** start of Input rows **
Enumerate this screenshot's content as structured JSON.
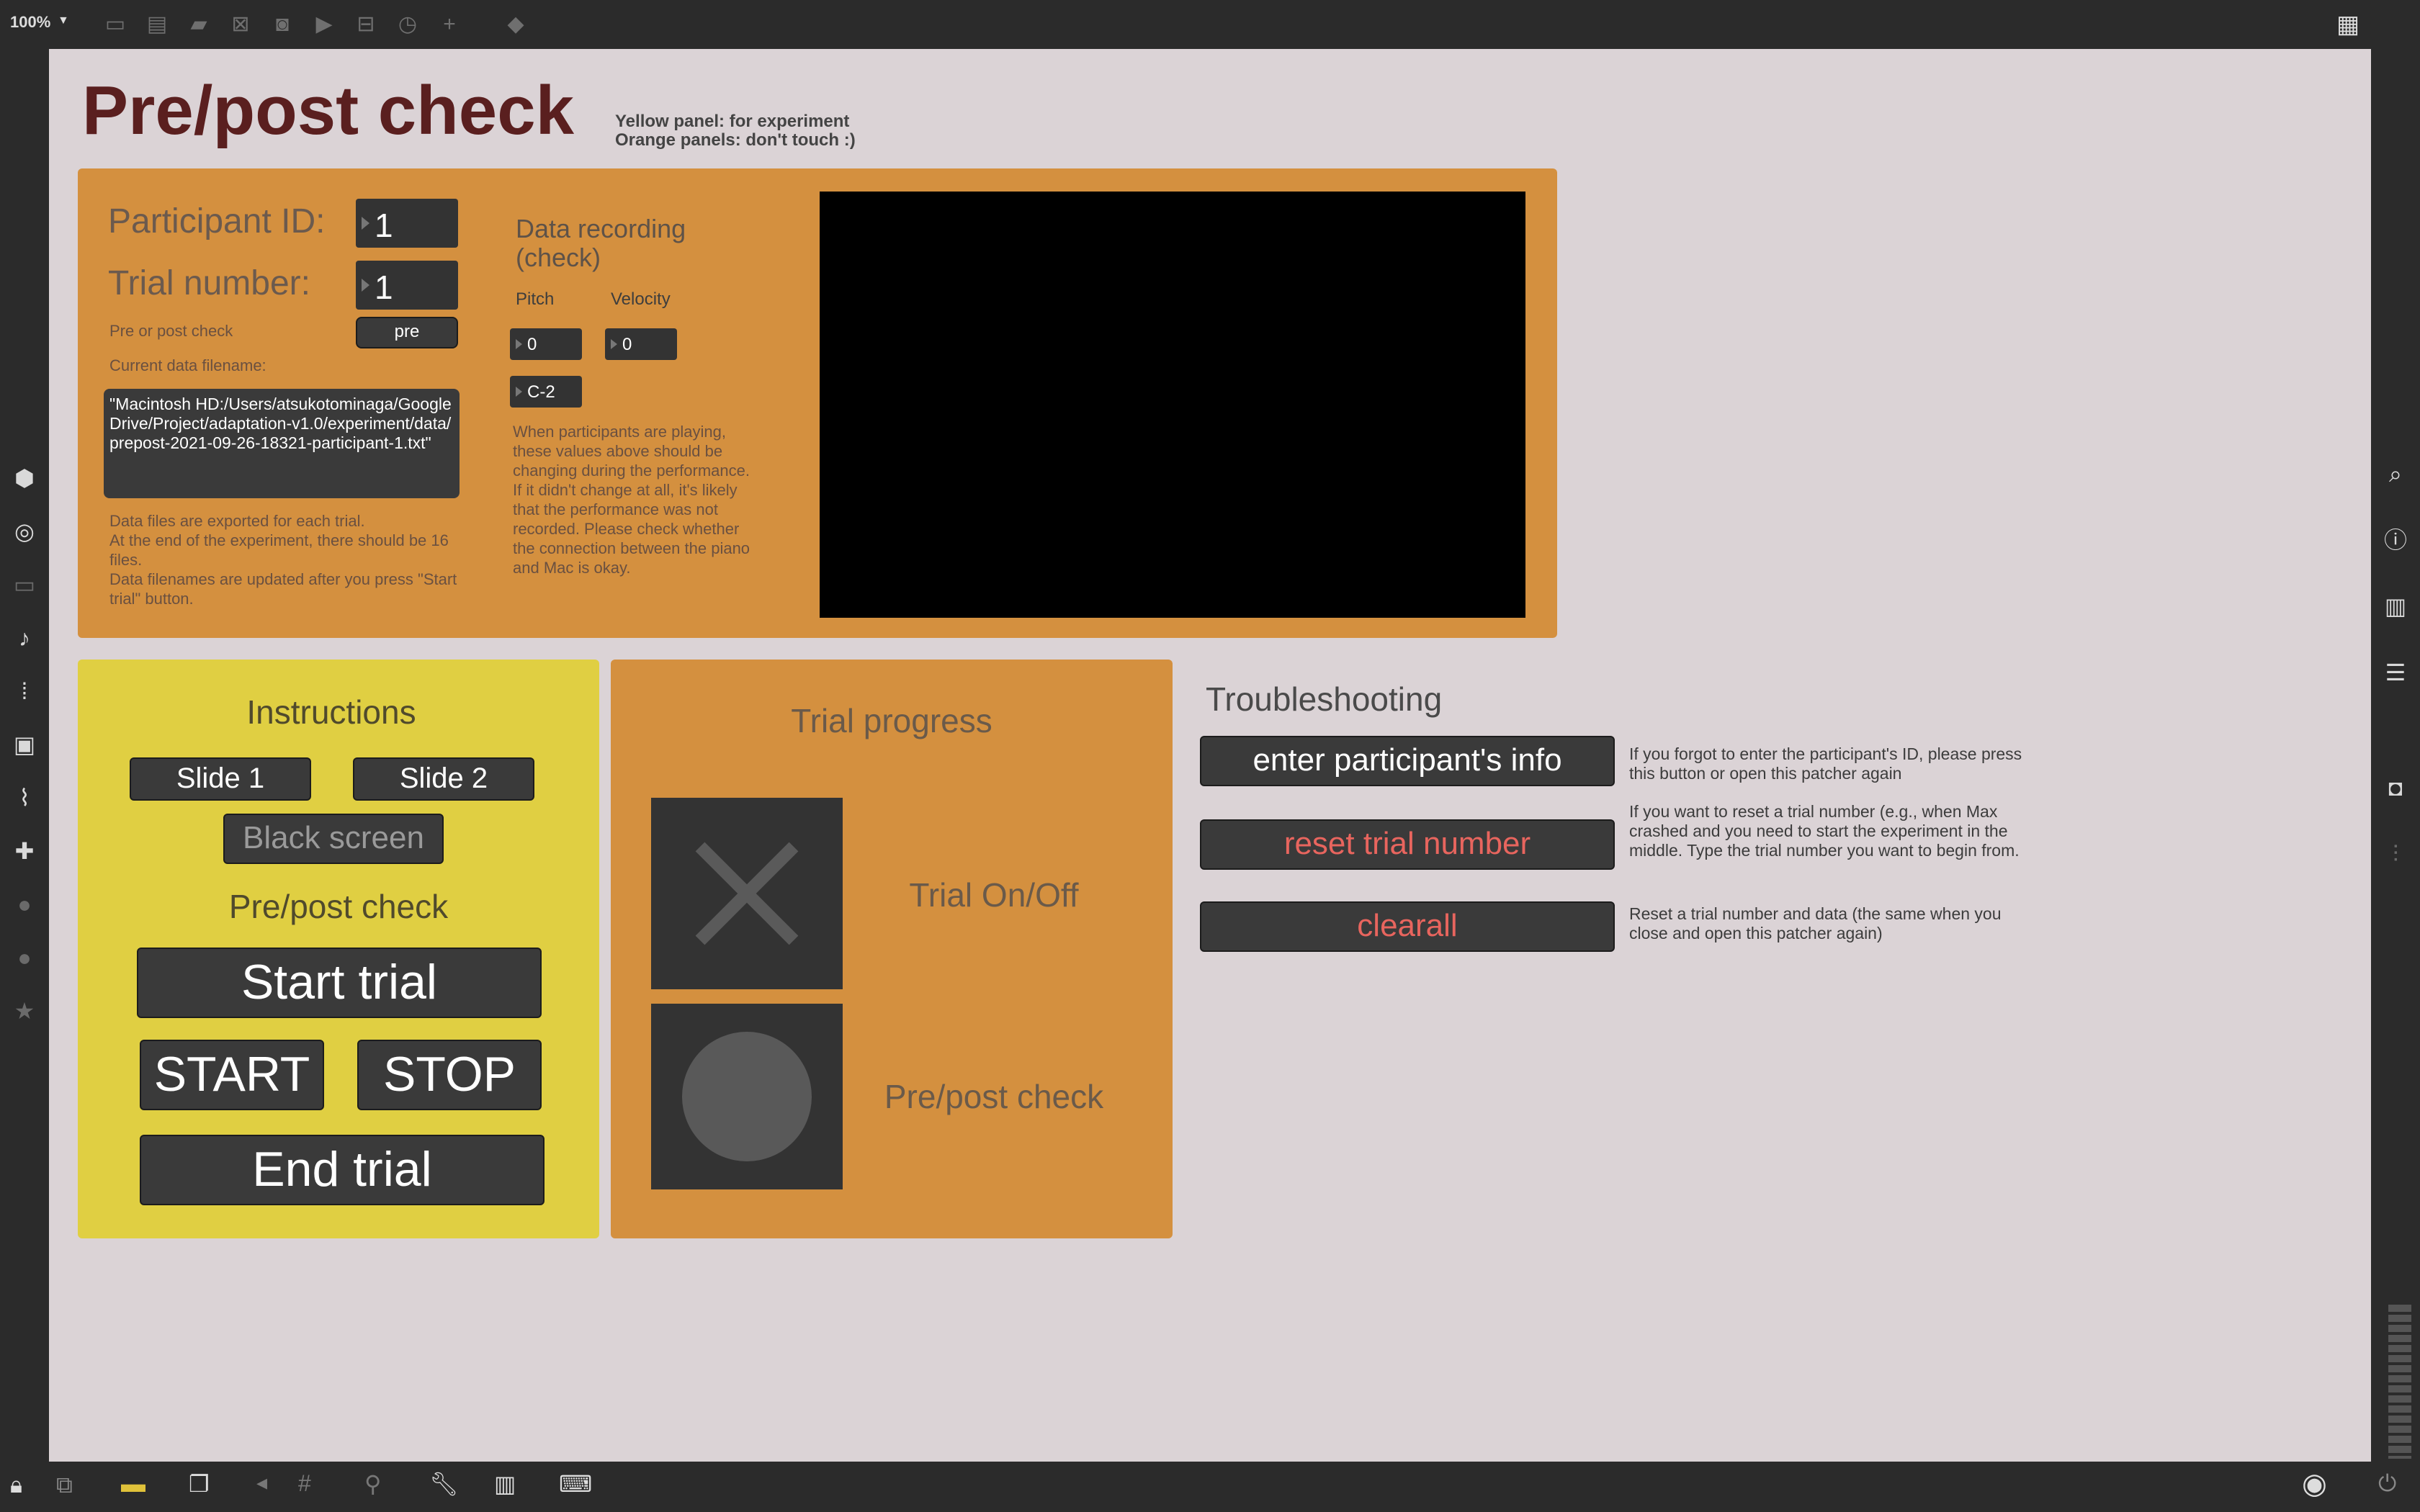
{
  "toolbar": {
    "zoom": "100%"
  },
  "page": {
    "title": "Pre/post check",
    "legend_line1": "Yellow panel: for experiment",
    "legend_line2": "Orange panels: don't touch :)"
  },
  "data_panel": {
    "participant_label": "Participant ID:",
    "participant_value": "1",
    "trial_label": "Trial number:",
    "trial_value": "1",
    "prepost_label": "Pre or post check",
    "prepost_button": "pre",
    "filename_label": "Current data filename:",
    "filename_value": "\"Macintosh HD:/Users/atsukotominaga/Google Drive/Project/adaptation-v1.0/experiment/data/prepost-2021-09-26-18321-participant-1.txt\"",
    "note_1": "Data files are exported for each trial.",
    "note_2": "At the end of the experiment, there should be 16 files.",
    "note_3": "Data filenames are updated after you press \"Start trial\" button.",
    "recording_title": "Data recording (check)",
    "pitch_label": "Pitch",
    "velocity_label": "Velocity",
    "pitch_value": "0",
    "velocity_value": "0",
    "note_name": "C-2",
    "recording_note": "When participants are playing, these values above should be changing during the performance. If it didn't change at all, it's likely that the performance was not recorded. Please check whether the connection between the piano and Mac is okay."
  },
  "instructions": {
    "title": "Instructions",
    "slide1": "Slide 1",
    "slide2": "Slide 2",
    "black_screen": "Black screen",
    "prepost_heading": "Pre/post check",
    "start_trial": "Start trial",
    "start": "START",
    "stop": "STOP",
    "end_trial": "End trial"
  },
  "progress": {
    "title": "Trial progress",
    "trial_onoff": "Trial On/Off",
    "prepost": "Pre/post check"
  },
  "troubleshooting": {
    "title": "Troubleshooting",
    "enter_btn": "enter participant's info",
    "enter_note": "If you forgot to enter the participant's ID, please press this button or open this patcher again",
    "reset_btn": "reset trial number",
    "reset_note": "If you want to reset a trial number (e.g., when Max crashed and you need to start the experiment in the middle. Type the trial number you want to begin from.",
    "clear_btn": "clearall",
    "clear_note": "Reset a trial number and data (the same when you close and open this patcher again)"
  },
  "colors": {
    "orange_panel": "#d4903f",
    "yellow_panel": "#e0cf42",
    "title": "#5a1f1f",
    "red_text": "#e8655e",
    "canvas": "#dbd3d6"
  }
}
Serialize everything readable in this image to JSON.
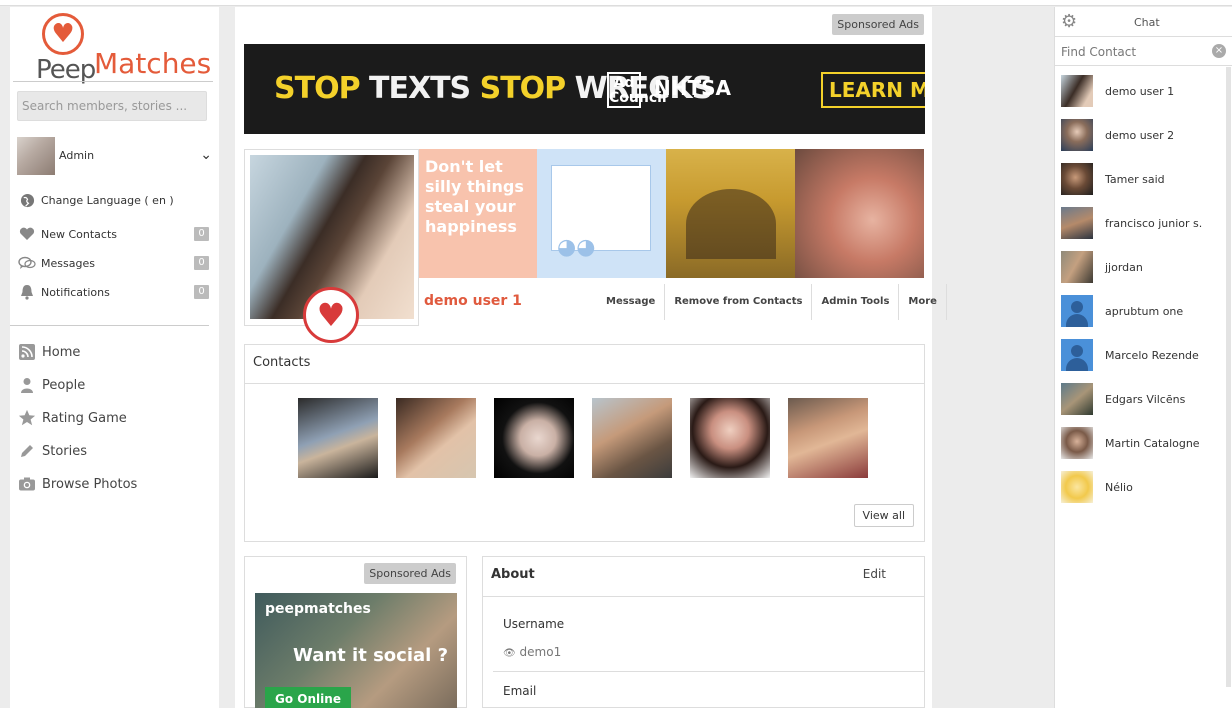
{
  "logo": {
    "part1": "Peep",
    "part2": "Matches"
  },
  "search": {
    "placeholder": "Search members, stories ..."
  },
  "user": {
    "name": "Admin"
  },
  "sidebar": {
    "change_language": "Change Language ( en )",
    "counters": [
      {
        "label": "New Contacts",
        "count": "0",
        "icon": "heart-icon"
      },
      {
        "label": "Messages",
        "count": "0",
        "icon": "messages-icon"
      },
      {
        "label": "Notifications",
        "count": "0",
        "icon": "bell-icon"
      }
    ],
    "nav": [
      {
        "label": "Home",
        "icon": "rss-icon"
      },
      {
        "label": "People",
        "icon": "person-icon"
      },
      {
        "label": "Rating Game",
        "icon": "star-icon"
      },
      {
        "label": "Stories",
        "icon": "pencil-icon"
      },
      {
        "label": "Browse Photos",
        "icon": "camera-icon"
      }
    ]
  },
  "ads": {
    "sponsored_label": "Sponsored Ads",
    "banner": {
      "stop1": "STOP",
      "texts": " TEXTS ",
      "stop2": "STOP",
      "wrecks": " WRECKS",
      "adcouncil": "Ad Council",
      "nhtsa": "NHTSA",
      "learn_more": "LEARN MOR"
    },
    "side_ad": {
      "brand": "peepmatches",
      "headline": "Want it social ?",
      "cta": "Go Online"
    }
  },
  "profile": {
    "name": "demo user 1",
    "cover_quote": "Don't let silly things steal your happiness",
    "actions": [
      "Message",
      "Remove from Contacts",
      "Admin Tools",
      "More"
    ]
  },
  "contacts": {
    "title": "Contacts",
    "view_all": "View all"
  },
  "about": {
    "title": "About",
    "edit": "Edit",
    "username_label": "Username",
    "username_value": "demo1",
    "email_label": "Email"
  },
  "chat": {
    "title": "Chat",
    "find_placeholder": "Find Contact",
    "users": [
      "demo user 1",
      "demo user 2",
      "Tamer said",
      "francisco junior s.",
      "jjordan",
      "aprubtum one",
      "Marcelo Rezende",
      "Edgars Vilcēns",
      "Martin Catalogne",
      "Nélio"
    ]
  },
  "colors": {
    "brand": "#e45b3a",
    "heart": "#d83a3a",
    "banner_yellow": "#f4d12a",
    "cta_green": "#2aa54a",
    "default_avatar": "#4a90d9"
  }
}
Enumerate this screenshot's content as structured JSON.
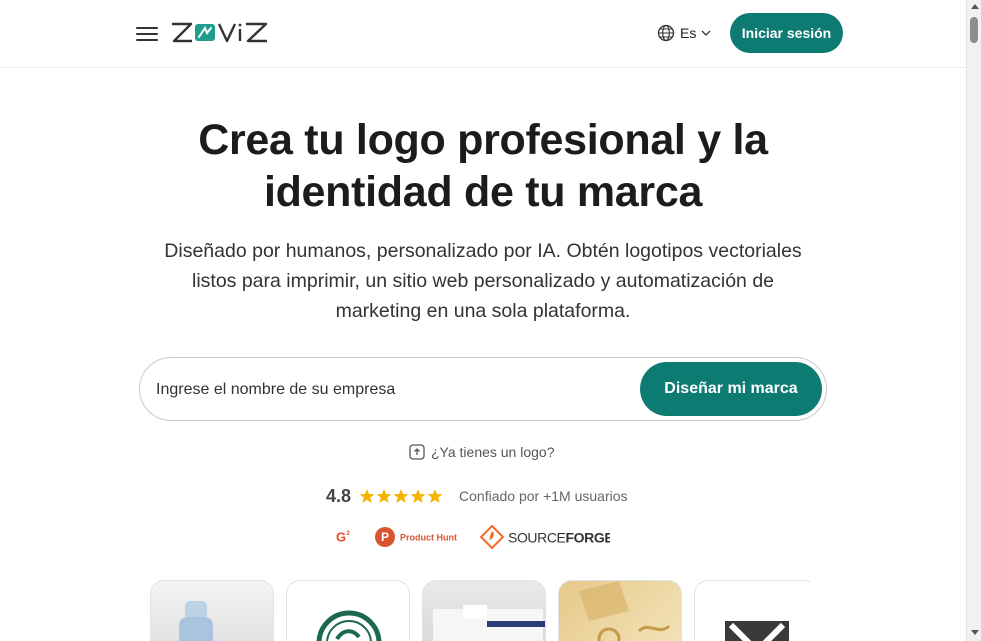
** end of Input rows **
• Task to complete:
Where a line above includes "from", copy that line.

• Result:
    "reset_note": "If you want to reset a trial number (e.g., when Max crashed and you need to start the experiment in the middle. Type the trial number you want to begin from.",
      "Remove from Contacts",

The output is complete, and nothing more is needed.